● Exercise
Set each record down exactly, excluding all images.
>> start Extracted entries
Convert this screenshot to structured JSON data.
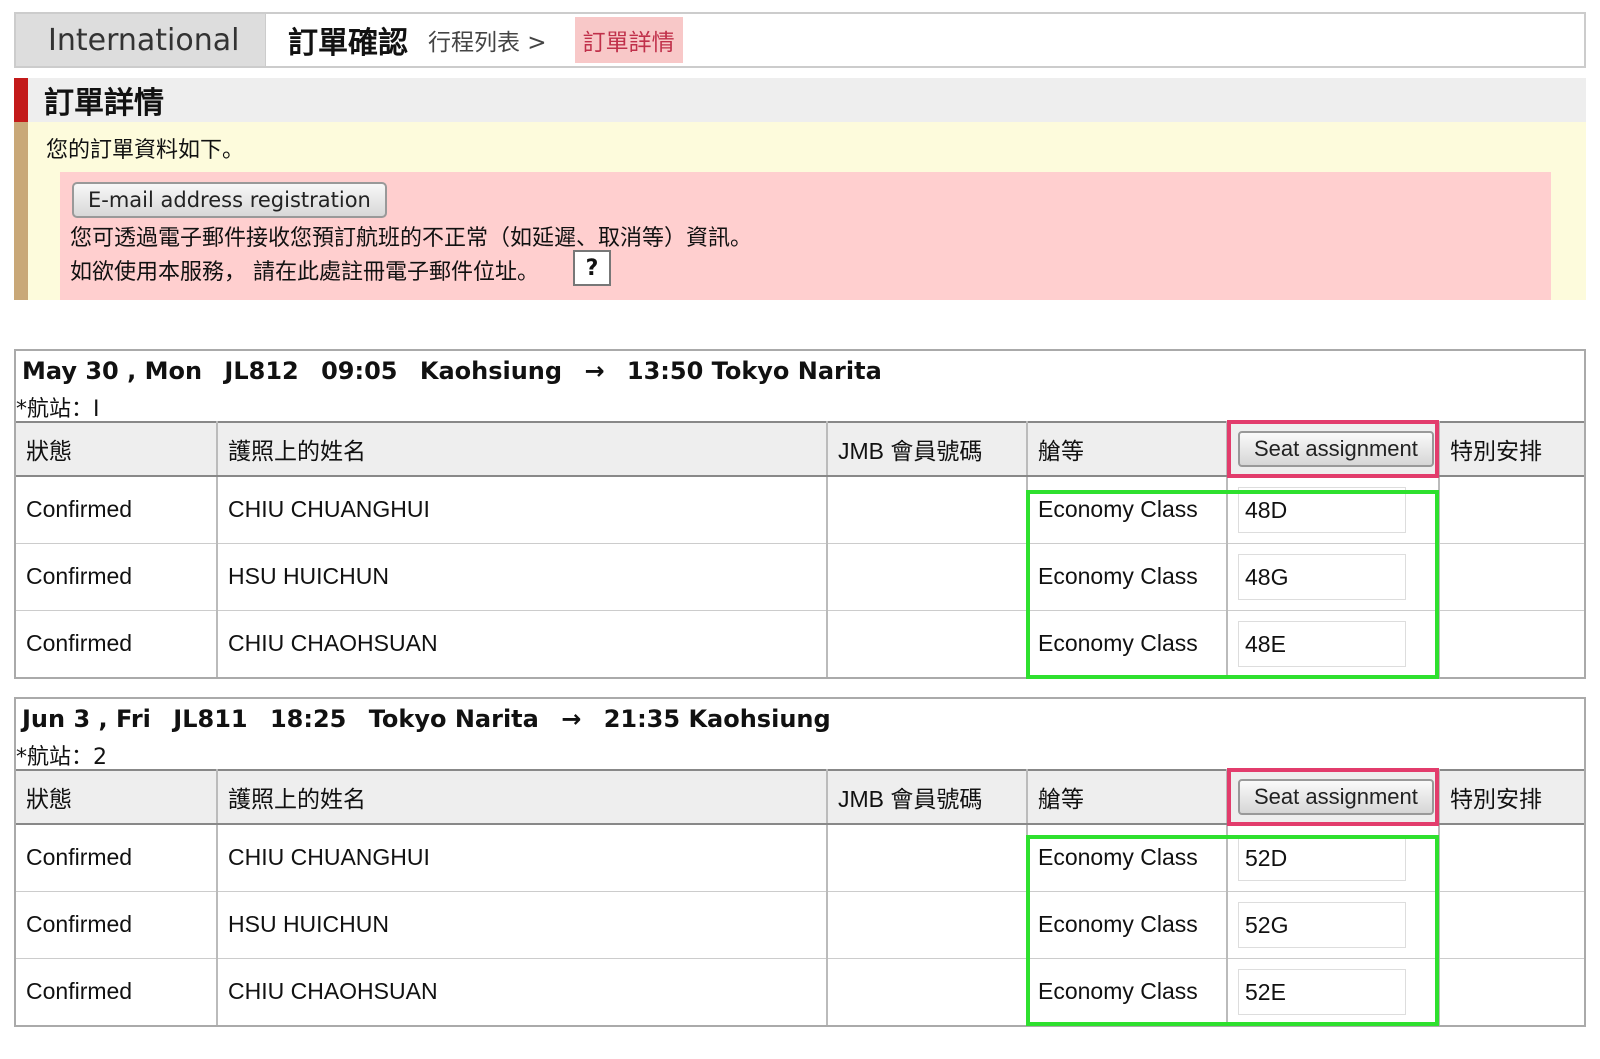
{
  "topbar": {
    "region_tab": "International",
    "title": "訂單確認",
    "crumb": "行程列表 >",
    "current": "訂單詳情"
  },
  "section": {
    "heading": "訂單詳情",
    "intro": "您的訂單資料如下。",
    "email_button": "E-mail address registration",
    "line1": "您可透過電子郵件接收您預訂航班的不正常（如延遲、取消等）資訊。",
    "line2": "如欲使用本服務，  請在此處註冊電子郵件位址。",
    "help_label": "?"
  },
  "columns": {
    "status": "狀態",
    "name": "護照上的姓名",
    "jmb": "JMB 會員號碼",
    "class": "艙等",
    "seat_button": "Seat assignment",
    "special": "特別安排"
  },
  "flights": [
    {
      "date": "May 30 , Mon",
      "flight_no": "JL812",
      "dep_time": "09:05",
      "dep_city": "Kaohsiung",
      "arrow": "→",
      "arr": "13:50 Tokyo Narita",
      "segment": "*航站：I",
      "rows": [
        {
          "status": "Confirmed",
          "name": "CHIU CHUANGHUI",
          "jmb": "",
          "class": "Economy Class",
          "seat": "48D"
        },
        {
          "status": "Confirmed",
          "name": "HSU HUICHUN",
          "jmb": "",
          "class": "Economy Class",
          "seat": "48G"
        },
        {
          "status": "Confirmed",
          "name": "CHIU CHAOHSUAN",
          "jmb": "",
          "class": "Economy Class",
          "seat": "48E"
        }
      ]
    },
    {
      "date": "Jun 3 , Fri",
      "flight_no": "JL811",
      "dep_time": "18:25",
      "dep_city": "Tokyo Narita",
      "arrow": "→",
      "arr": "21:35 Kaohsiung",
      "segment": "*航站：2",
      "rows": [
        {
          "status": "Confirmed",
          "name": "CHIU CHUANGHUI",
          "jmb": "",
          "class": "Economy Class",
          "seat": "52D"
        },
        {
          "status": "Confirmed",
          "name": "HSU HUICHUN",
          "jmb": "",
          "class": "Economy Class",
          "seat": "52G"
        },
        {
          "status": "Confirmed",
          "name": "CHIU CHAOHSUAN",
          "jmb": "",
          "class": "Economy Class",
          "seat": "52E"
        }
      ]
    }
  ]
}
>> end Extracted entries
● Answer below
Convert this screenshot to structured JSON data.
{
  "topbar": {
    "region_tab": "International",
    "title": "訂單確認",
    "crumb": "行程列表 >",
    "current": "訂單詳情"
  },
  "section": {
    "heading": "訂單詳情",
    "intro": "您的訂單資料如下。",
    "email_button": "E-mail address registration",
    "line1": "您可透過電子郵件接收您預訂航班的不正常（如延遲、取消等）資訊。",
    "line2": "如欲使用本服務，  請在此處註冊電子郵件位址。",
    "help_label": "?"
  },
  "columns": {
    "status": "狀態",
    "name": "護照上的姓名",
    "jmb": "JMB 會員號碼",
    "class": "艙等",
    "seat_button": "Seat assignment",
    "special": "特別安排"
  },
  "flights": [
    {
      "date": "May 30 , Mon",
      "flight_no": "JL812",
      "dep_time": "09:05",
      "dep_city": "Kaohsiung",
      "arrow": "→",
      "arr": "13:50 Tokyo Narita",
      "segment": "*航站：I",
      "rows": [
        {
          "status": "Confirmed",
          "name": "CHIU CHUANGHUI",
          "jmb": "",
          "class": "Economy Class",
          "seat": "48D"
        },
        {
          "status": "Confirmed",
          "name": "HSU HUICHUN",
          "jmb": "",
          "class": "Economy Class",
          "seat": "48G"
        },
        {
          "status": "Confirmed",
          "name": "CHIU CHAOHSUAN",
          "jmb": "",
          "class": "Economy Class",
          "seat": "48E"
        }
      ]
    },
    {
      "date": "Jun 3 , Fri",
      "flight_no": "JL811",
      "dep_time": "18:25",
      "dep_city": "Tokyo Narita",
      "arrow": "→",
      "arr": "21:35 Kaohsiung",
      "segment": "*航站：2",
      "rows": [
        {
          "status": "Confirmed",
          "name": "CHIU CHUANGHUI",
          "jmb": "",
          "class": "Economy Class",
          "seat": "52D"
        },
        {
          "status": "Confirmed",
          "name": "HSU HUICHUN",
          "jmb": "",
          "class": "Economy Class",
          "seat": "52G"
        },
        {
          "status": "Confirmed",
          "name": "CHIU CHAOHSUAN",
          "jmb": "",
          "class": "Economy Class",
          "seat": "52E"
        }
      ]
    }
  ]
}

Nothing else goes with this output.